## [Task brief]
Reproduce every entry that follows word for word, but omit the images.

## [Records for this task]
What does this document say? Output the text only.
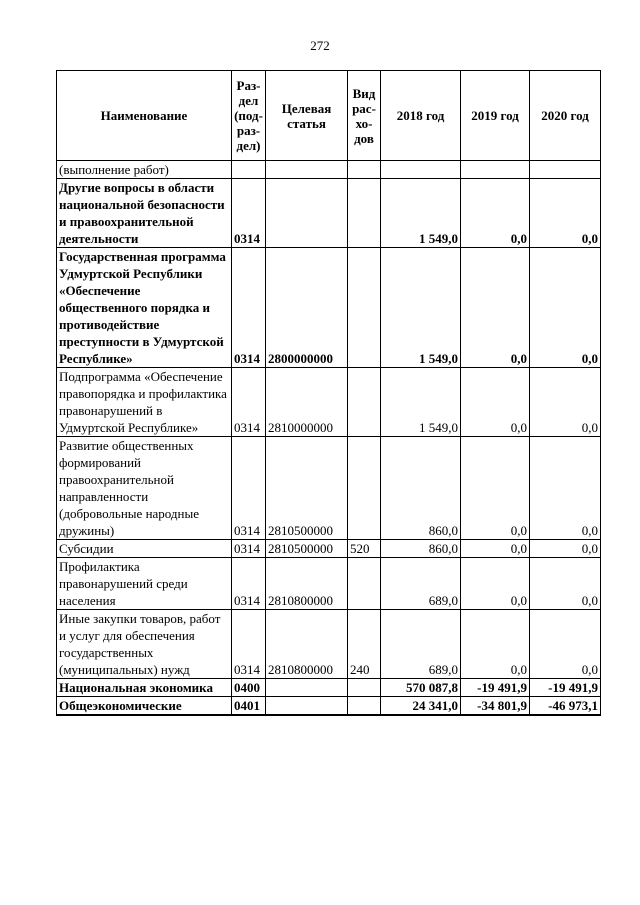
272
Наименование	Раз-дел (под-раз-дел)	Целевая статья	Вид рас-хо-дов	2018 год	2019 год	2020 год
(выполнение работ)						
Другие вопросы в области национальной безопасности и правоохранительной деятельности	0314			1 549,0	0,0	0,0
Государственная программа Удмуртской Республики «Обеспечение общественного порядка и противодействие преступности в Удмуртской Республике»	0314	2800000000		1 549,0	0,0	0,0
Подпрограмма «Обеспечение правопорядка и профилактика правонарушений в Удмуртской Республике»	0314	2810000000		1 549,0	0,0	0,0
Развитие общественных формирований правоохранительной направленности (добровольные народные дружины)	0314	2810500000		860,0	0,0	0,0
Субсидии	0314	2810500000	520	860,0	0,0	0,0
Профилактика правонарушений среди населения	0314	2810800000		689,0	0,0	0,0
Иные закупки товаров, работ и услуг для обеспечения государственных (муниципальных) нужд	0314	2810800000	240	689,0	0,0	0,0
Национальная экономика	0400			570 087,8	-19 491,9	-19 491,9
Общеэкономические	0401			24 341,0	-34 801,9	-46 973,1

## [Result of this exercise]
What does this document say? Output the text only.
272
Наименование	Раз-дел (под-раз-дел)	Целевая статья	Вид рас-хо-дов	2018 год	2019 год	2020 год
(выполнение работ)						
Другие вопросы в области национальной безопасности и правоохранительной деятельности	0314			1 549,0	0,0	0,0
Государственная программа Удмуртской Республики «Обеспечение общественного порядка и противодействие преступности в Удмуртской Республике»	0314	2800000000		1 549,0	0,0	0,0
Подпрограмма «Обеспечение правопорядка и профилактика правонарушений в Удмуртской Республике»	0314	2810000000		1 549,0	0,0	0,0
Развитие общественных формирований правоохранительной направленности (добровольные народные дружины)	0314	2810500000		860,0	0,0	0,0
Субсидии	0314	2810500000	520	860,0	0,0	0,0
Профилактика правонарушений среди населения	0314	2810800000		689,0	0,0	0,0
Иные закупки товаров, работ и услуг для обеспечения государственных (муниципальных) нужд	0314	2810800000	240	689,0	0,0	0,0
Национальная экономика	0400			570 087,8	-19 491,9	-19 491,9
Общеэкономические	0401			24 341,0	-34 801,9	-46 973,1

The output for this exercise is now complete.